### AIM
Copy every one of the rows below verbatim, changing no character.

Annotations of page elements:
# # #
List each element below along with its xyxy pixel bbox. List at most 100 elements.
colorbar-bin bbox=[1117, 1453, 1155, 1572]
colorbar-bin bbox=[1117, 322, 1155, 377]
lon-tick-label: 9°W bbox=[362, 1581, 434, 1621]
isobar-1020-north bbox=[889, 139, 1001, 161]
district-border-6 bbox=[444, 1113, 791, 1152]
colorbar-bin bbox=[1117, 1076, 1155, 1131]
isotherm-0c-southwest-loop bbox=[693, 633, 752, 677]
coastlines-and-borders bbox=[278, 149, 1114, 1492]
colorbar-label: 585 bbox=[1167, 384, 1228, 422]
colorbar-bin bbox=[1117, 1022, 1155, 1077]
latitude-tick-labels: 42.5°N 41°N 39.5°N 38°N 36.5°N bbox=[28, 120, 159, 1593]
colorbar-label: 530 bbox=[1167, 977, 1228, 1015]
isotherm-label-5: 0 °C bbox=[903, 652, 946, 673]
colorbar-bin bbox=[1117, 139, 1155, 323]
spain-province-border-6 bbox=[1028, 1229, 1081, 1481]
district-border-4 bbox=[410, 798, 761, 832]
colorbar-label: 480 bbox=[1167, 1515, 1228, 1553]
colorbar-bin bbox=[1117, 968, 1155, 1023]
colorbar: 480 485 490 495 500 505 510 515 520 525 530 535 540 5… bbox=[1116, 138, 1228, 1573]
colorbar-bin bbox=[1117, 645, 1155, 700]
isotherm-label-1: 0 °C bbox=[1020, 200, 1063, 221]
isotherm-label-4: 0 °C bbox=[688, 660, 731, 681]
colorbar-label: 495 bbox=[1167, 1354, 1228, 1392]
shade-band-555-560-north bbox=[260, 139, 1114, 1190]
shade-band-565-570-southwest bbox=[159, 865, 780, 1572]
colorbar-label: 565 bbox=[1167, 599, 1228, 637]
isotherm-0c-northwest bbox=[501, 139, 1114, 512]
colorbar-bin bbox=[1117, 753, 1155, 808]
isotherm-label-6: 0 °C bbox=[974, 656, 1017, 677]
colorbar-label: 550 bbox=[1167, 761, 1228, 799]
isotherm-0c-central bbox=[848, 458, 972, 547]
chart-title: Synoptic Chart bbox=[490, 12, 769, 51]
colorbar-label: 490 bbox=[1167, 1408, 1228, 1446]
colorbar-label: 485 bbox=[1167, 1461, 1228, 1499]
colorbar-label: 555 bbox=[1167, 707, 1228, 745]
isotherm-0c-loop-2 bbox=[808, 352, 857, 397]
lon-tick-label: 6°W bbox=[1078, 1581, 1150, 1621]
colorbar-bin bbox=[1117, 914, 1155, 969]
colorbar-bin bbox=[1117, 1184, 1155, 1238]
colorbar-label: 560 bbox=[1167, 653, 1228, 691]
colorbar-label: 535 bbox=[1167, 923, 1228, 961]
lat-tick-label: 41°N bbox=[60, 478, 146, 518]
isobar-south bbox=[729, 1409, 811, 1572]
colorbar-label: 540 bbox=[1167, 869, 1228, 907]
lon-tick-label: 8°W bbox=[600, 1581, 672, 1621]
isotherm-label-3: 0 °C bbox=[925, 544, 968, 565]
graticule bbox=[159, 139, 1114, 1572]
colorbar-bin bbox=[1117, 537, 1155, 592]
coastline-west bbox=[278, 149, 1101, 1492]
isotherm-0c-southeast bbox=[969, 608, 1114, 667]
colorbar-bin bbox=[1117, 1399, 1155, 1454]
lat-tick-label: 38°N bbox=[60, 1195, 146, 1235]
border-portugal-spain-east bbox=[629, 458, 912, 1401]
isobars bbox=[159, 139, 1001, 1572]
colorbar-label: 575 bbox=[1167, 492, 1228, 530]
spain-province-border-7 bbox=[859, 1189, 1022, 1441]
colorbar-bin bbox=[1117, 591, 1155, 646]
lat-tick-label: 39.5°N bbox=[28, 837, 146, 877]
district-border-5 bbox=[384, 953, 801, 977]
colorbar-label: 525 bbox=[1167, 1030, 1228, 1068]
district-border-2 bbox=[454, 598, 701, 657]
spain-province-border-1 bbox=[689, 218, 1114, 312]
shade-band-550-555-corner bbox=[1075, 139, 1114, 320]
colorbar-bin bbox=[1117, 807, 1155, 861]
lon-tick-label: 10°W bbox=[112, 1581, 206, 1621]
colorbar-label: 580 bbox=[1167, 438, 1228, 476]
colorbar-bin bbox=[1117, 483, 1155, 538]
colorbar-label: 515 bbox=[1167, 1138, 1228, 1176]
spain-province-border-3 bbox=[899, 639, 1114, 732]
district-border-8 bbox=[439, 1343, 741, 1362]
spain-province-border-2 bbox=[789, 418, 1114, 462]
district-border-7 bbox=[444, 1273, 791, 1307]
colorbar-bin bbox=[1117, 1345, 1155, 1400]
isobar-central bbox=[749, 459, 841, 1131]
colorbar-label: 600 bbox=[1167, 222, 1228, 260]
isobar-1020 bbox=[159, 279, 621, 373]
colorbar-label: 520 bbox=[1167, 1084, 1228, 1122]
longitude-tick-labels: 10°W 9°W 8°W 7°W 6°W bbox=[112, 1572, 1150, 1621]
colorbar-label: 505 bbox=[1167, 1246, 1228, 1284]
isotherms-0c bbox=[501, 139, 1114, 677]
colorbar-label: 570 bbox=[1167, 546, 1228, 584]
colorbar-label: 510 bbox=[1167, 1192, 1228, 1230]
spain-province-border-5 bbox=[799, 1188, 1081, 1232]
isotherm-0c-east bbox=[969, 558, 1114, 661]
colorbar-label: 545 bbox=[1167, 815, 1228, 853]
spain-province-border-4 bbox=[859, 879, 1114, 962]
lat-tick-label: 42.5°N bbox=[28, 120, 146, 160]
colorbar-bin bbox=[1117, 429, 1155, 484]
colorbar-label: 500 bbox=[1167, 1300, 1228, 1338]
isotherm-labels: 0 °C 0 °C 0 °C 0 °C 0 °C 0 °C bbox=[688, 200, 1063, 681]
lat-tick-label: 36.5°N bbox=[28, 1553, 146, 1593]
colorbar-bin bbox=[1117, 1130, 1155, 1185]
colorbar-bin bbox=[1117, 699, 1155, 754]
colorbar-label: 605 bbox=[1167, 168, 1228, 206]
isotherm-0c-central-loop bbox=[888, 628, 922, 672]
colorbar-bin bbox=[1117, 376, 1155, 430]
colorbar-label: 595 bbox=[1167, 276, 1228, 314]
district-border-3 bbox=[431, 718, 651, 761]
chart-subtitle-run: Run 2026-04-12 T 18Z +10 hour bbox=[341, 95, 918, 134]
# # #
### OUTPUT OF THE TASK
List each element below along with its xyxy pixel bbox. List at most 100 elements.
colorbar-bin bbox=[1117, 1453, 1155, 1572]
colorbar-bin bbox=[1117, 322, 1155, 377]
lon-tick-label: 9°W bbox=[362, 1581, 434, 1621]
isobar-1020-north bbox=[889, 139, 1001, 161]
district-border-6 bbox=[444, 1113, 791, 1152]
colorbar-bin bbox=[1117, 1076, 1155, 1131]
isotherm-0c-southwest-loop bbox=[693, 633, 752, 677]
coastlines-and-borders bbox=[278, 149, 1114, 1492]
colorbar-label: 585 bbox=[1167, 384, 1228, 422]
colorbar-bin bbox=[1117, 1022, 1155, 1077]
latitude-tick-labels: 42.5°N 41°N 39.5°N 38°N 36.5°N bbox=[28, 120, 159, 1593]
colorbar-label: 530 bbox=[1167, 977, 1228, 1015]
isotherm-label-5: 0 °C bbox=[903, 652, 946, 673]
colorbar-bin bbox=[1117, 139, 1155, 323]
spain-province-border-6 bbox=[1028, 1229, 1081, 1481]
district-border-4 bbox=[410, 798, 761, 832]
colorbar-label: 480 bbox=[1167, 1515, 1228, 1553]
colorbar-bin bbox=[1117, 968, 1155, 1023]
colorbar: 480 485 490 495 500 505 510 515 520 525 530 535 540 5… bbox=[1116, 138, 1228, 1573]
colorbar-bin bbox=[1117, 645, 1155, 700]
isotherm-label-1: 0 °C bbox=[1020, 200, 1063, 221]
isotherm-label-4: 0 °C bbox=[688, 660, 731, 681]
colorbar-label: 495 bbox=[1167, 1354, 1228, 1392]
shade-band-555-560-north bbox=[260, 139, 1114, 1190]
shade-band-565-570-southwest bbox=[159, 865, 780, 1572]
colorbar-label: 565 bbox=[1167, 599, 1228, 637]
isotherm-0c-northwest bbox=[501, 139, 1114, 512]
colorbar-bin bbox=[1117, 753, 1155, 808]
isotherm-label-6: 0 °C bbox=[974, 656, 1017, 677]
colorbar-label: 550 bbox=[1167, 761, 1228, 799]
isotherm-0c-central bbox=[848, 458, 972, 547]
chart-title: Synoptic Chart bbox=[490, 12, 769, 51]
colorbar-label: 490 bbox=[1167, 1408, 1228, 1446]
colorbar-label: 485 bbox=[1167, 1461, 1228, 1499]
colorbar-label: 555 bbox=[1167, 707, 1228, 745]
isotherm-0c-loop-2 bbox=[808, 352, 857, 397]
lon-tick-label: 6°W bbox=[1078, 1581, 1150, 1621]
colorbar-bin bbox=[1117, 914, 1155, 969]
colorbar-bin bbox=[1117, 1184, 1155, 1238]
colorbar-label: 560 bbox=[1167, 653, 1228, 691]
colorbar-label: 535 bbox=[1167, 923, 1228, 961]
lat-tick-label: 41°N bbox=[60, 478, 146, 518]
isobar-south bbox=[729, 1409, 811, 1572]
colorbar-label: 540 bbox=[1167, 869, 1228, 907]
lon-tick-label: 8°W bbox=[600, 1581, 672, 1621]
isotherm-label-3: 0 °C bbox=[925, 544, 968, 565]
graticule bbox=[159, 139, 1114, 1572]
colorbar-bin bbox=[1117, 537, 1155, 592]
coastline-west bbox=[278, 149, 1101, 1492]
isotherm-0c-southeast bbox=[969, 608, 1114, 667]
colorbar-bin bbox=[1117, 1399, 1155, 1454]
lat-tick-label: 38°N bbox=[60, 1195, 146, 1235]
border-portugal-spain-east bbox=[629, 458, 912, 1401]
isobars bbox=[159, 139, 1001, 1572]
colorbar-label: 575 bbox=[1167, 492, 1228, 530]
spain-province-border-7 bbox=[859, 1189, 1022, 1441]
colorbar-bin bbox=[1117, 591, 1155, 646]
lat-tick-label: 39.5°N bbox=[28, 837, 146, 877]
district-border-5 bbox=[384, 953, 801, 977]
colorbar-label: 525 bbox=[1167, 1030, 1228, 1068]
district-border-2 bbox=[454, 598, 701, 657]
spain-province-border-1 bbox=[689, 218, 1114, 312]
shade-band-550-555-corner bbox=[1075, 139, 1114, 320]
colorbar-bin bbox=[1117, 807, 1155, 861]
lon-tick-label: 10°W bbox=[112, 1581, 206, 1621]
colorbar-label: 580 bbox=[1167, 438, 1228, 476]
colorbar-bin bbox=[1117, 483, 1155, 538]
colorbar-label: 515 bbox=[1167, 1138, 1228, 1176]
spain-province-border-3 bbox=[899, 639, 1114, 732]
district-border-8 bbox=[439, 1343, 741, 1362]
spain-province-border-2 bbox=[789, 418, 1114, 462]
district-border-7 bbox=[444, 1273, 791, 1307]
colorbar-bin bbox=[1117, 1345, 1155, 1400]
isobar-central bbox=[749, 459, 841, 1131]
colorbar-label: 600 bbox=[1167, 222, 1228, 260]
isobar-1020 bbox=[159, 279, 621, 373]
colorbar-label: 520 bbox=[1167, 1084, 1228, 1122]
longitude-tick-labels: 10°W 9°W 8°W 7°W 6°W bbox=[112, 1572, 1150, 1621]
colorbar-label: 505 bbox=[1167, 1246, 1228, 1284]
isotherms-0c bbox=[501, 139, 1114, 677]
colorbar-label: 570 bbox=[1167, 546, 1228, 584]
colorbar-label: 510 bbox=[1167, 1192, 1228, 1230]
spain-province-border-5 bbox=[799, 1188, 1081, 1232]
isotherm-0c-east bbox=[969, 558, 1114, 661]
colorbar-label: 545 bbox=[1167, 815, 1228, 853]
spain-province-border-4 bbox=[859, 879, 1114, 962]
lat-tick-label: 42.5°N bbox=[28, 120, 146, 160]
colorbar-bin bbox=[1117, 429, 1155, 484]
colorbar-label: 500 bbox=[1167, 1300, 1228, 1338]
isotherm-labels: 0 °C 0 °C 0 °C 0 °C 0 °C 0 °C bbox=[688, 200, 1063, 681]
lat-tick-label: 36.5°N bbox=[28, 1553, 146, 1593]
colorbar-bin bbox=[1117, 1130, 1155, 1185]
colorbar-bin bbox=[1117, 699, 1155, 754]
colorbar-label: 605 bbox=[1167, 168, 1228, 206]
isotherm-0c-central-loop bbox=[888, 628, 922, 672]
colorbar-bin bbox=[1117, 376, 1155, 430]
colorbar-label: 595 bbox=[1167, 276, 1228, 314]
district-border-3 bbox=[431, 718, 651, 761]
chart-subtitle-run: Run 2026-04-12 T 18Z +10 hour bbox=[341, 95, 918, 134]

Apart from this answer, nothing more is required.